YOUR TASK
Write every line of the material out exactly as shown.

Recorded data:
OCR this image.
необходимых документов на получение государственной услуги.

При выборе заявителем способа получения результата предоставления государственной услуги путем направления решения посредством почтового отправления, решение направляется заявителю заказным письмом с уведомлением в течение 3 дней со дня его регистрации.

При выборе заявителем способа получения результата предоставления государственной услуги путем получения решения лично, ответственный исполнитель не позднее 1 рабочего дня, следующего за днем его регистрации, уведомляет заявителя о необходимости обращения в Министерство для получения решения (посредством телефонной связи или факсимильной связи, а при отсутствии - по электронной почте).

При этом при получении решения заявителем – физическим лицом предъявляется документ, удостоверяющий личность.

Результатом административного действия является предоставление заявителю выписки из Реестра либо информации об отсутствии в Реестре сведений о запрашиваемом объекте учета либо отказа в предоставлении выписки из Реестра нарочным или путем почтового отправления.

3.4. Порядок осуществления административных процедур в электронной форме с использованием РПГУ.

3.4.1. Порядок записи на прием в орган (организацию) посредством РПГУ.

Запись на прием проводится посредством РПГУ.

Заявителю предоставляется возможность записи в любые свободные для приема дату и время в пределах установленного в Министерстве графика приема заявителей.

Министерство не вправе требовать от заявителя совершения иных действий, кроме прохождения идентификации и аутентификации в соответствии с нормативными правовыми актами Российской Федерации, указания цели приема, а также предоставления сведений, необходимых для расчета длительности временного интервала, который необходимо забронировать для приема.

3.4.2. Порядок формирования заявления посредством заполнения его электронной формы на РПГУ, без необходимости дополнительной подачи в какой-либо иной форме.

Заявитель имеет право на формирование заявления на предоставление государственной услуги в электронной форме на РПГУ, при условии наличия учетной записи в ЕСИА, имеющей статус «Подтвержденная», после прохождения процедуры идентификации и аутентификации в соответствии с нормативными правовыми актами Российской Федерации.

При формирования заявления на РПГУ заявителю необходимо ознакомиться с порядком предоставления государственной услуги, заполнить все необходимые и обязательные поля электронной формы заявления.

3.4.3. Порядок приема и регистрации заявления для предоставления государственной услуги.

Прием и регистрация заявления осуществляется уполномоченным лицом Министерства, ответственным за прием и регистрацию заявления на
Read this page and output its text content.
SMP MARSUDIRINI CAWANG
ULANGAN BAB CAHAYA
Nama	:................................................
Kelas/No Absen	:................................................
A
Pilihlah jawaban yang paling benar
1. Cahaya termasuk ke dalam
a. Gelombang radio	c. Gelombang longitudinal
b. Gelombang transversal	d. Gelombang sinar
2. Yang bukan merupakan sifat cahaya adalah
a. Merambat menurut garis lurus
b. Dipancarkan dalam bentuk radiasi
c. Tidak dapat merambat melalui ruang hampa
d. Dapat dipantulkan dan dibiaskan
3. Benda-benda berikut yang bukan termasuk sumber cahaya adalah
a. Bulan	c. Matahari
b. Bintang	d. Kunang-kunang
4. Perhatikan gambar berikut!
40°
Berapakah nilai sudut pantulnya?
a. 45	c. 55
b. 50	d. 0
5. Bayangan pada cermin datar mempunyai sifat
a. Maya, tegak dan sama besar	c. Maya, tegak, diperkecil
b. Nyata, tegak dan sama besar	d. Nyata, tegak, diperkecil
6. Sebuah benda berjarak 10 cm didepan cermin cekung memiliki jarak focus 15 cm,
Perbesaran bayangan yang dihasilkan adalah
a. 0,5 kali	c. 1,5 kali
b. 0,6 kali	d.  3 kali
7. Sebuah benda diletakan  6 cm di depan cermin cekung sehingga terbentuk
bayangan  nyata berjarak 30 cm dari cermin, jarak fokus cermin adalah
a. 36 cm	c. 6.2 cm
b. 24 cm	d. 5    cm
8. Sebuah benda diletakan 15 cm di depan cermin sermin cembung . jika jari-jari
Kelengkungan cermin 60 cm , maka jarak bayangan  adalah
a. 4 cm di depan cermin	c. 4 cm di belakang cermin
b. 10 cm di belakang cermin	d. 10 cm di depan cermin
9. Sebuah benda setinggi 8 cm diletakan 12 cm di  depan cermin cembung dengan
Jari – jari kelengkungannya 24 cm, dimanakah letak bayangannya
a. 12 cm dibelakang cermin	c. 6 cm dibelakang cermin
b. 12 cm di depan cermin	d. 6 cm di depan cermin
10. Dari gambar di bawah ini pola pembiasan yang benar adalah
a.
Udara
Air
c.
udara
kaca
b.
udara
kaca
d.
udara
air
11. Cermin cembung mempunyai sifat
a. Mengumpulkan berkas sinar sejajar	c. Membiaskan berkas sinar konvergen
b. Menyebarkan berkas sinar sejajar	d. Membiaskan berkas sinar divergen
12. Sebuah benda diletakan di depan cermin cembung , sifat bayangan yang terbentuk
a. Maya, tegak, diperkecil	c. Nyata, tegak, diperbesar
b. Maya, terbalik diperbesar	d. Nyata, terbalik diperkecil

ANSWER TO THE EXERCISE
OCR this image.
необходимых документов на получение государственной услуги.

При выборе заявителем способа получения результата предоставления государственной услуги путем направления решения посредством почтового отправления, решение направляется заявителю заказным письмом с уведомлением в течение 3 дней со дня его регистрации.

При выборе заявителем способа получения результата предоставления государственной услуги путем получения решения лично, ответственный исполнитель не позднее 1 рабочего дня, следующего за днем его регистрации, уведомляет заявителя о необходимости обращения в Министерство для получения решения (посредством телефонной связи или факсимильной связи, а при отсутствии - по электронной почте).

При этом при получении решения заявителем – физическим лицом предъявляется документ, удостоверяющий личность.

Результатом административного действия является предоставление заявителю выписки из Реестра либо информации об отсутствии в Реестре сведений о запрашиваемом объекте учета либо отказа в предоставлении выписки из Реестра нарочным или путем почтового отправления.

3.4. Порядок осуществления административных процедур в электронной форме с использованием РПГУ.

3.4.1. Порядок записи на прием в орган (организацию) посредством РПГУ.

Запись на прием проводится посредством РПГУ.

Заявителю предоставляется возможность записи в любые свободные для приема дату и время в пределах установленного в Министерстве графика приема заявителей.

Министерство не вправе требовать от заявителя совершения иных действий, кроме прохождения идентификации и аутентификации в соответствии с нормативными правовыми актами Российской Федерации, указания цели приема, а также предоставления сведений, необходимых для расчета длительности временного интервала, который необходимо забронировать для приема.

3.4.2. Порядок формирования заявления посредством заполнения его электронной формы на РПГУ, без необходимости дополнительной подачи в какой-либо иной форме.

Заявитель имеет право на формирование заявления на предоставление государственной услуги в электронной форме на РПГУ, при условии наличия учетной записи в ЕСИА, имеющей статус «Подтвержденная», после прохождения процедуры идентификации и аутентификации в соответствии с нормативными правовыми актами Российской Федерации.

При формирования заявления на РПГУ заявителю необходимо ознакомиться с порядком предоставления государственной услуги, заполнить все необходимые и обязательные поля электронной формы заявления.

3.4.3. Порядок приема и регистрации заявления для предоставления государственной услуги.

Прием и регистрация заявления осуществляется уполномоченным лицом Министерства, ответственным за прием и регистрацию заявления на
Read this page and output its text content.
SMP MARSUDIRINI CAWANG
ULANGAN BAB CAHAYA
Nama	:................................................
Kelas/No Absen	:................................................
A
Pilihlah jawaban yang paling benar
1. Cahaya termasuk ke dalam
a. Gelombang radio	c. Gelombang longitudinal
b. Gelombang transversal	d. Gelombang sinar
2. Yang bukan merupakan sifat cahaya adalah
a. Merambat menurut garis lurus
b. Dipancarkan dalam bentuk radiasi
c. Tidak dapat merambat melalui ruang hampa
d. Dapat dipantulkan dan dibiaskan
3. Benda-benda berikut yang bukan termasuk sumber cahaya adalah
a. Bulan	c. Matahari
b. Bintang	d. Kunang-kunang
4. Perhatikan gambar berikut!
40°
Berapakah nilai sudut pantulnya?
a. 45	c. 55
b. 50	d. 0
5. Bayangan pada cermin datar mempunyai sifat
a. Maya, tegak dan sama besar	c. Maya, tegak, diperkecil
b. Nyata, tegak dan sama besar	d. Nyata, tegak, diperkecil
6. Sebuah benda berjarak 10 cm didepan cermin cekung memiliki jarak focus 15 cm,
Perbesaran bayangan yang dihasilkan adalah
a. 0,5 kali	c. 1,5 kali
b. 0,6 kali	d.  3 kali
7. Sebuah benda diletakan  6 cm di depan cermin cekung sehingga terbentuk
bayangan  nyata berjarak 30 cm dari cermin, jarak fokus cermin adalah
a. 36 cm	c. 6.2 cm
b. 24 cm	d. 5    cm
8. Sebuah benda diletakan 15 cm di depan cermin sermin cembung . jika jari-jari
Kelengkungan cermin 60 cm , maka jarak bayangan  adalah
a. 4 cm di depan cermin	c. 4 cm di belakang cermin
b. 10 cm di belakang cermin	d. 10 cm di depan cermin
9. Sebuah benda setinggi 8 cm diletakan 12 cm di  depan cermin cembung dengan
Jari – jari kelengkungannya 24 cm, dimanakah letak bayangannya
a. 12 cm dibelakang cermin	c. 6 cm dibelakang cermin
b. 12 cm di depan cermin	d. 6 cm di depan cermin
10. Dari gambar di bawah ini pola pembiasan yang benar adalah
a.
Udara
Air
c.
udara
kaca
b.
udara
kaca
d.
udara
air
11. Cermin cembung mempunyai sifat
a. Mengumpulkan berkas sinar sejajar	c. Membiaskan berkas sinar konvergen
b. Menyebarkan berkas sinar sejajar	d. Membiaskan berkas sinar divergen
12. Sebuah benda diletakan di depan cermin cembung , sifat bayangan yang terbentuk
a. Maya, tegak, diperkecil	c. Nyata, tegak, diperbesar
b. Maya, terbalik diperbesar	d. Nyata, terbalik diperkecil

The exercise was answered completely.